Text shown
# Giant Acorns?



## BrianGSDTexoma (Nov 19, 2021)

Out trying to find pecans which having no luck and found these.  Its a oak tree and these look like giant acorns.  Never seen such a thing.  I am buying pecans for the first time in many years.  Trees used in past cut down and trying to find a good  public place with trees impossible!  








Racked the Blueberry wine.  Man I love that color.


----------



## BrianGSDTexoma (Nov 19, 2021)

Hard to tell from pic but these things are huge.  Guy told me there are burr oak acorns.


----------



## chef jimmyj (Nov 19, 2021)

Never saw Acorns that size or shape. I would think they were Pecans from the shape...JJ


----------



## BrianGSDTexoma (Nov 19, 2021)

Raw records
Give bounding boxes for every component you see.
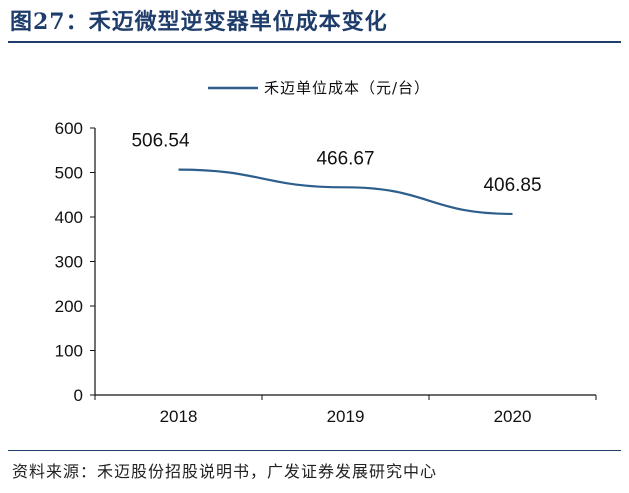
line-chart: 禾迈单位成本（元/台） 0 100 200 300 400 500 600 2018 2019… <box>55 79 597 426</box>
data-label: 506.54 <box>131 131 190 152</box>
plot-area: 0 100 200 300 400 500 600 2018 2019 2020 506.54 4… <box>55 119 597 426</box>
x-tick-label: 2018 <box>160 407 198 426</box>
y-tick-label: 300 <box>55 253 83 272</box>
data-label: 406.85 <box>483 175 541 196</box>
x-tick-label: 2019 <box>327 407 365 426</box>
data-labels: 506.54 466.67 406.85 <box>131 131 541 196</box>
y-tick-label: 400 <box>55 208 83 227</box>
legend: 禾迈单位成本（元/台） <box>208 79 430 97</box>
y-tick-label: 100 <box>55 342 83 361</box>
legend-label: 禾迈单位成本（元/台） <box>264 79 430 97</box>
figure-title: 图27：禾迈微型逆变器单位成本变化 <box>10 9 388 35</box>
x-tick-label: 2020 <box>494 407 532 426</box>
y-tick-label: 500 <box>55 164 83 183</box>
series-line <box>178 168 513 216</box>
y-tick-label: 200 <box>55 297 83 316</box>
title-divider <box>8 41 621 43</box>
y-tick-label: 0 <box>74 386 83 405</box>
y-ticks: 0 100 200 300 400 500 600 <box>55 119 95 405</box>
source-note: 资料来源：禾迈股份招股说明书，广发证券发展研究中心 <box>12 462 438 481</box>
y-tick-label: 600 <box>55 119 83 138</box>
x-ticks: 2018 2019 2020 <box>94 395 597 426</box>
footer-divider <box>8 450 621 451</box>
data-label: 466.67 <box>316 148 374 169</box>
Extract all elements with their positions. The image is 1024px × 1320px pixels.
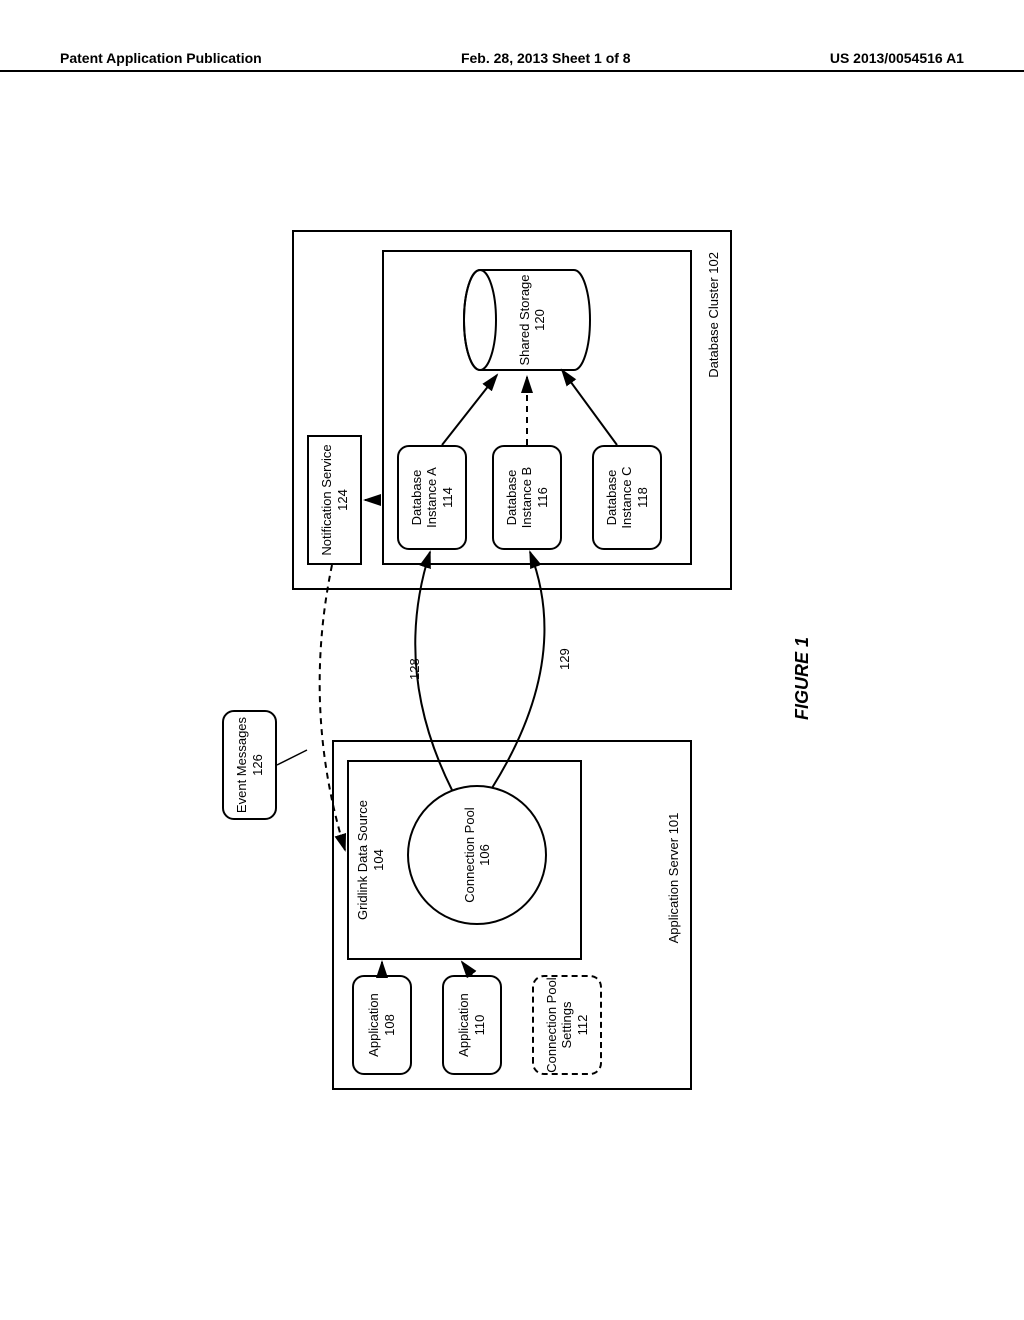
gridlink-ref: 104: [371, 849, 387, 871]
application-108: Application 108: [352, 975, 412, 1075]
figure-1-diagram: Application Server 101 Gridlink Data Sou…: [162, 210, 862, 1110]
event-msgs-label: Event Messages: [234, 717, 250, 813]
shared-storage-cylinder: Shared Storage 120: [462, 265, 592, 375]
app1-ref: 108: [382, 1014, 398, 1036]
inst-c-ref: 118: [635, 487, 651, 508]
notification-ref: 124: [335, 489, 351, 511]
db-cluster-label: Database Cluster 102: [706, 252, 722, 378]
edge-129-label: 129: [557, 648, 572, 670]
inst-a-label: Database Instance A: [409, 447, 440, 548]
conn-pool-label: Connection Pool: [462, 807, 477, 902]
db-instance-c: Database Instance C 118: [592, 445, 662, 550]
header-center: Feb. 28, 2013 Sheet 1 of 8: [461, 50, 631, 66]
gridlink-title: Gridlink Data Source: [355, 800, 371, 920]
header-right: US 2013/0054516 A1: [830, 50, 964, 66]
header-left: Patent Application Publication: [60, 50, 262, 66]
page-header: Patent Application Publication Feb. 28, …: [0, 50, 1024, 72]
app2-ref: 110: [472, 1015, 488, 1036]
conn-pool-ref: 106: [477, 844, 492, 866]
event-msgs-ref: 126: [250, 754, 266, 776]
application-110: Application 110: [442, 975, 502, 1075]
app2-label: Application: [456, 993, 472, 1057]
pool-settings-ref: 112: [575, 1015, 591, 1036]
db-instance-b: Database Instance B 116: [492, 445, 562, 550]
notification-box: Notification Service 124: [307, 435, 362, 565]
pool-settings-label: Connection Pool Settings: [544, 977, 575, 1073]
notification-label: Notification Service: [319, 444, 335, 555]
inst-b-ref: 116: [535, 487, 551, 508]
app1-label: Application: [366, 993, 382, 1057]
inst-c-label: Database Instance C: [604, 447, 635, 548]
pool-settings-box: Connection Pool Settings 112: [532, 975, 602, 1075]
shared-storage-label: Shared Storage 120: [517, 265, 547, 375]
app-server-label: Application Server 101: [666, 778, 682, 978]
inst-a-ref: 114: [440, 487, 456, 508]
inst-b-label: Database Instance B: [504, 447, 535, 548]
db-instance-a: Database Instance A 114: [397, 445, 467, 550]
connection-pool-circle: Connection Pool 106: [407, 785, 547, 925]
figure-caption: FIGURE 1: [792, 637, 813, 720]
event-messages-box: Event Messages 126: [222, 710, 277, 820]
edge-128-label: 128: [407, 658, 422, 680]
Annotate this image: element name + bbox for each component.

Exercise directions
In the giant acorns thread above, list each post header in order, giving the poster's name and date as shown.

Response
1. BrianGSDTexoma (Nov 19, 2021)
2. BrianGSDTexoma (Nov 19, 2021)
3. chef jimmyj (Nov 19, 2021)
4. BrianGSDTexoma (Nov 19, 2021)